**Work instructions**
Show all lines of the listing that hold the word "эмоціи".

**Extracted information**

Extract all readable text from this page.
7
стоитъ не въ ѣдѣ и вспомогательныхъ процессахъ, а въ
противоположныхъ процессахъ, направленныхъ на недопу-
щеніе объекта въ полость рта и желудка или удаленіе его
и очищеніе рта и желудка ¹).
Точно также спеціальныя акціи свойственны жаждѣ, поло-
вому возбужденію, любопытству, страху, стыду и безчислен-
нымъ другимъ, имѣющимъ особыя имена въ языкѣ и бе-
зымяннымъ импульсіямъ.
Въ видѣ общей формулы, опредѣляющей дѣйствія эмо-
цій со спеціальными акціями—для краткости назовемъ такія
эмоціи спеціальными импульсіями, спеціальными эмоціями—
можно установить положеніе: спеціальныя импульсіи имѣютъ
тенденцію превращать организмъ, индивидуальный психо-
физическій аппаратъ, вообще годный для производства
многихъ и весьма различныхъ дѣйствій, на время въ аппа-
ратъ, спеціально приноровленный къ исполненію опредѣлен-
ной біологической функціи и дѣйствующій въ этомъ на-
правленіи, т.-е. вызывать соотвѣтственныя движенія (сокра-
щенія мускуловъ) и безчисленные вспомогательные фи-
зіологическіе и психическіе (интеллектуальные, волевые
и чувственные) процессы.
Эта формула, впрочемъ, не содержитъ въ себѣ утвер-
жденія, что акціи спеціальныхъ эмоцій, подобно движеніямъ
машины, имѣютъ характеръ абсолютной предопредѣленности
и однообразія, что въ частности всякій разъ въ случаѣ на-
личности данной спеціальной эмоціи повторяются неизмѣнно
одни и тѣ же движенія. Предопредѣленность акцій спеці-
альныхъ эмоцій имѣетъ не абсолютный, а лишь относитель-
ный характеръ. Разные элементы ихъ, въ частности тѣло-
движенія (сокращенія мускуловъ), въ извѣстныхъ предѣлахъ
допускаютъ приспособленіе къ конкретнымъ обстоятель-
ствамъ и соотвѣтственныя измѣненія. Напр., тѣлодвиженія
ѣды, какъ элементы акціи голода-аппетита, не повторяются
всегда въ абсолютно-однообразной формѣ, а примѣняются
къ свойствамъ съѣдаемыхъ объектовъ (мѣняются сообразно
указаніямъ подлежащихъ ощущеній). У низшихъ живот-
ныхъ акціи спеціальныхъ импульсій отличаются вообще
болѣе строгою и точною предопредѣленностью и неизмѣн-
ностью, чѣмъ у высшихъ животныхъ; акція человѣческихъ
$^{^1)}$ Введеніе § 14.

**The reply**
эмоціи спеціальными импульсіями, спеціальными эмоціями—
личности данной спеціальной эмоціи повторяются неизмѣнно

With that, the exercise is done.